OBJECTIVE: Turn every line of the data below into a JSON list of strings, one string per line, leaving out blank lines.

GIVEN ENTRIES:
****************
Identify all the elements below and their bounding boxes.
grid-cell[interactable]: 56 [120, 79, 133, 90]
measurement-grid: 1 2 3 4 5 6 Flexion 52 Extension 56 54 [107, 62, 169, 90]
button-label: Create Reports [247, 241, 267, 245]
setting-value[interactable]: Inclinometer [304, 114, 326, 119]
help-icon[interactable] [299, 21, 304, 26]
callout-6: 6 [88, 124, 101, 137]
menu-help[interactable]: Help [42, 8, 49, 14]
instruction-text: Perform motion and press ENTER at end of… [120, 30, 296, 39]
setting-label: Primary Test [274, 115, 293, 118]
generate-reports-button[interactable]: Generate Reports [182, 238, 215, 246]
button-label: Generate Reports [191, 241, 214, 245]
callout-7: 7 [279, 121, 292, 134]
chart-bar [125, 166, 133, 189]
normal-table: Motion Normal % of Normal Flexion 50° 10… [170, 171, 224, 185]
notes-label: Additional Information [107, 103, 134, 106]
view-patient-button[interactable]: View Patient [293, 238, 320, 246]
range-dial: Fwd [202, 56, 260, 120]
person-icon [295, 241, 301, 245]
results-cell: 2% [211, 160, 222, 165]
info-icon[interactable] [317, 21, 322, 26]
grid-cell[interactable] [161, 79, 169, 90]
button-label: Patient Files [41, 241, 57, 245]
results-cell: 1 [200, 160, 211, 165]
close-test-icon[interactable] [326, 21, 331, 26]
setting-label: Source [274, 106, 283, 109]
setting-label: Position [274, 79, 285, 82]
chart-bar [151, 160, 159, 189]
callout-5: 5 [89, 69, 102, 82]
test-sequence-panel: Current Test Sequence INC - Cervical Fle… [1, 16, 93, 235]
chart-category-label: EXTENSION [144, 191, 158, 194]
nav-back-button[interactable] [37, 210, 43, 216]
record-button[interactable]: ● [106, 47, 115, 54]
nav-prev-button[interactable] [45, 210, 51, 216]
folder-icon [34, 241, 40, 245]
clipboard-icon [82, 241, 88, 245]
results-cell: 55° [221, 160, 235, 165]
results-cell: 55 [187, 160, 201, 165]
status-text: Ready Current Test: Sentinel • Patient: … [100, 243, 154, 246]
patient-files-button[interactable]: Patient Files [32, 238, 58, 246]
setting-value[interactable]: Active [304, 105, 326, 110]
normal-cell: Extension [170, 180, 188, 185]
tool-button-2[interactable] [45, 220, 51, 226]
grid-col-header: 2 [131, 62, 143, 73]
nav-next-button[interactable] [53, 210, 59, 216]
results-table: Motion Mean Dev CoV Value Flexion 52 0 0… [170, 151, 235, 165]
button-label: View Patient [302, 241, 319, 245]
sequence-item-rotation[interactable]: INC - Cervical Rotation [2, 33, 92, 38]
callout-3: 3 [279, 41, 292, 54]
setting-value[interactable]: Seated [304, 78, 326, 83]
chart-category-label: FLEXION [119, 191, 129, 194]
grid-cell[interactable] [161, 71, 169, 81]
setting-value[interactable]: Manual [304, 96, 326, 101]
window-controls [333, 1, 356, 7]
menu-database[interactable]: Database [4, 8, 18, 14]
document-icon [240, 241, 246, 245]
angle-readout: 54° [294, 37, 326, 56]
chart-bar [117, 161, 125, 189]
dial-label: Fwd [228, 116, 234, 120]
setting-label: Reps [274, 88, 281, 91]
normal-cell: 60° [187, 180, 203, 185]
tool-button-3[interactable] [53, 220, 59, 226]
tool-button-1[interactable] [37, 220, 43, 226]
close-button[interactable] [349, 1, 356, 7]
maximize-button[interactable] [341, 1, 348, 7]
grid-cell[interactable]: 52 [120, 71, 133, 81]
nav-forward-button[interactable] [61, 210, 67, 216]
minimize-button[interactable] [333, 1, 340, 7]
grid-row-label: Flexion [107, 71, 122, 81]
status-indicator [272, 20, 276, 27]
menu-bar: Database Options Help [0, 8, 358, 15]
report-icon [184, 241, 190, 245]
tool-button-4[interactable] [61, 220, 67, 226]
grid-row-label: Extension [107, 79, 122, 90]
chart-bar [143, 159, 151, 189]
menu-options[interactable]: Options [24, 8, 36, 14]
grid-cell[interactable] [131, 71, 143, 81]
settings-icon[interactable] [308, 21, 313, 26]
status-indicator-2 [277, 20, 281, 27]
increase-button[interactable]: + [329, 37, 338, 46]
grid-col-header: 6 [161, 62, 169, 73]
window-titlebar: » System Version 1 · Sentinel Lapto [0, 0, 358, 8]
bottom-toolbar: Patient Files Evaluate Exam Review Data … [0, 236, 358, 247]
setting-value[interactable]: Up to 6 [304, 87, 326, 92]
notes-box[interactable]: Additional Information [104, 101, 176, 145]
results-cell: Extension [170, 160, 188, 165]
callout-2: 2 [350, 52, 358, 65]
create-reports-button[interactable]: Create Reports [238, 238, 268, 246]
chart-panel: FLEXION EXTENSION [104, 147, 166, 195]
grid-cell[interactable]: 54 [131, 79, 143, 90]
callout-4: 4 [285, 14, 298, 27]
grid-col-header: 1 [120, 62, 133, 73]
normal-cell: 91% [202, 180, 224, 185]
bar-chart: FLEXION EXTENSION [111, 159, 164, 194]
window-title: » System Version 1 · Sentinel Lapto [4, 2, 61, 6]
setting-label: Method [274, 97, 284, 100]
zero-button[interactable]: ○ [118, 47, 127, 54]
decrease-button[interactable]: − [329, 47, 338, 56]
****************
SOLUTION TO THE EXERCISE:
[
  "Identify all the elements below and their bounding boxes.",
  "grid-cell[interactable]: 56 [120, 79, 133, 90]",
  "measurement-grid: 1 2 3 4 5 6 Flexion 52 Extension 56 54 [107, 62, 169, 90]",
  "button-label: Create Reports [247, 241, 267, 245]",
  "setting-value[interactable]: Inclinometer [304, 114, 326, 119]",
  "help-icon[interactable] [299, 21, 304, 26]",
  "callout-6: 6 [88, 124, 101, 137]",
  "menu-help[interactable]: Help [42, 8, 49, 14]",
  "instruction-text: Perform motion and press ENTER at end of… [120, 30, 296, 39]",
  "setting-label: Primary Test [274, 115, 293, 118]",
  "generate-reports-button[interactable]: Generate Reports [182, 238, 215, 246]",
  "button-label: Generate Reports [191, 241, 214, 245]",
  "callout-7: 7 [279, 121, 292, 134]",
  "chart-bar [125, 166, 133, 189]",
  "normal-table: Motion Normal % of Normal Flexion 50° 10… [170, 171, 224, 185]",
  "notes-label: Additional Information [107, 103, 134, 106]",
  "view-patient-button[interactable]: View Patient [293, 238, 320, 246]",
  "range-dial: Fwd [202, 56, 260, 120]",
  "person-icon [295, 241, 301, 245]",
  "results-cell: 2% [211, 160, 222, 165]",
  "info-icon[interactable] [317, 21, 322, 26]",
  "grid-cell[interactable] [161, 79, 169, 90]",
  "button-label: Patient Files [41, 241, 57, 245]",
  "results-cell: 1 [200, 160, 211, 165]",
  "close-test-icon[interactable] [326, 21, 331, 26]",
  "setting-label: Source [274, 106, 283, 109]",
  "setting-label: Position [274, 79, 285, 82]",
  "chart-bar [151, 160, 159, 189]",
  "callout-5: 5 [89, 69, 102, 82]",
  "test-sequence-panel: Current Test Sequence INC - Cervical Fle… [1, 16, 93, 235]",
  "chart-category-label: EXTENSION [144, 191, 158, 194]",
  "nav-back-button[interactable] [37, 210, 43, 216]",
  "record-button[interactable]: ● [106, 47, 115, 54]",
  "nav-prev-button[interactable] [45, 210, 51, 216]",
  "folder-icon [34, 241, 40, 245]",
  "clipboard-icon [82, 241, 88, 245]",
  "results-cell: 55° [221, 160, 235, 165]",
  "results-cell: 55 [187, 160, 201, 165]",
  "status-text: Ready Current Test: Sentinel • Patient: … [100, 243, 154, 246]",
  "patient-files-button[interactable]: Patient Files [32, 238, 58, 246]",
  "setting-value[interactable]: Active [304, 105, 326, 110]",
  "normal-cell: Extension [170, 180, 188, 185]",
  "tool-button-2[interactable] [45, 220, 51, 226]",
  "grid-col-header: 2 [131, 62, 143, 73]",
  "nav-next-button[interactable] [53, 210, 59, 216]",
  "results-table: Motion Mean Dev CoV Value Flexion 52 0 0… [170, 151, 235, 165]",
  "button-label: View Patient [302, 241, 319, 245]",
  "sequence-item-rotation[interactable]: INC - Cervical Rotation [2, 33, 92, 38]",
  "callout-3: 3 [279, 41, 292, 54]",
  "setting-value[interactable]: Seated [304, 78, 326, 83]",
  "chart-category-label: FLEXION [119, 191, 129, 194]",
  "grid-cell[interactable] [161, 71, 169, 81]",
  "setting-value[interactable]: Manual [304, 96, 326, 101]",
  "window-controls [333, 1, 356, 7]",
  "menu-database[interactable]: Database [4, 8, 18, 14]",
  "document-icon [240, 241, 246, 245]",
  "angle-readout: 54° [294, 37, 326, 56]",
  "chart-bar [117, 161, 125, 189]",
  "dial-label: Fwd [228, 116, 234, 120]",
  "setting-label: Reps [274, 88, 281, 91]",
  "normal-cell: 60° [187, 180, 203, 185]",
  "tool-button-3[interactable] [53, 220, 59, 226]",
  "tool-button-1[interactable] [37, 220, 43, 226]",
  "close-button[interactable] [349, 1, 356, 7]",
  "maximize-button[interactable] [341, 1, 348, 7]",
  "grid-cell[interactable]: 52 [120, 71, 133, 81]",
  "nav-forward-button[interactable] [61, 210, 67, 216]",
  "minimize-button[interactable] [333, 1, 340, 7]",
  "grid-row-label: Flexion [107, 71, 122, 81]",
  "status-indicator [272, 20, 276, 27]",
  "menu-bar: Database Options Help [0, 8, 358, 15]",
  "report-icon [184, 241, 190, 245]",
  "tool-button-4[interactable] [61, 220, 67, 226]",
  "grid-row-label: Extension [107, 79, 122, 90]",
  "chart-bar [143, 159, 151, 189]",
  "menu-options[interactable]: Options [24, 8, 36, 14]",
  "grid-cell[interactable] [131, 71, 143, 81]",
  "settings-icon[interactable] [308, 21, 313, 26]",
  "status-indicator-2 [277, 20, 281, 27]",
  "increase-button[interactable]: + [329, 37, 338, 46]",
  "grid-col-header: 6 [161, 62, 169, 73]",
  "window-titlebar: » System Version 1 · Sentinel Lapto [0, 0, 358, 8]",
  "bottom-toolbar: Patient Files Evaluate Exam Review Data … [0, 236, 358, 247]",
  "setting-value[interactable]: Up to 6 [304, 87, 326, 92]",
  "notes-box[interactable]: Additional Information [104, 101, 176, 145]",
  "results-cell: Extension [170, 160, 188, 165]",
  "callout-2: 2 [350, 52, 358, 65]",
  "create-reports-button[interactable]: Create Reports [238, 238, 268, 246]",
  "chart-panel: FLEXION EXTENSION [104, 147, 166, 195]",
  "grid-cell[interactable]: 54 [131, 79, 143, 90]",
  "callout-4: 4 [285, 14, 298, 27]",
  "grid-col-header: 1 [120, 62, 133, 73]",
  "normal-cell: 91% [202, 180, 224, 185]",
  "bar-chart: FLEXION EXTENSION [111, 159, 164, 194]",
  "window-title: » System Version 1 · Sentinel Lapto [4, 2, 61, 6]",
  "setting-label: Method [274, 97, 284, 100]",
  "zero-button[interactable]: ○ [118, 47, 127, 54]",
  "decrease-button[interactable]: − [329, 47, 338, 56]"
]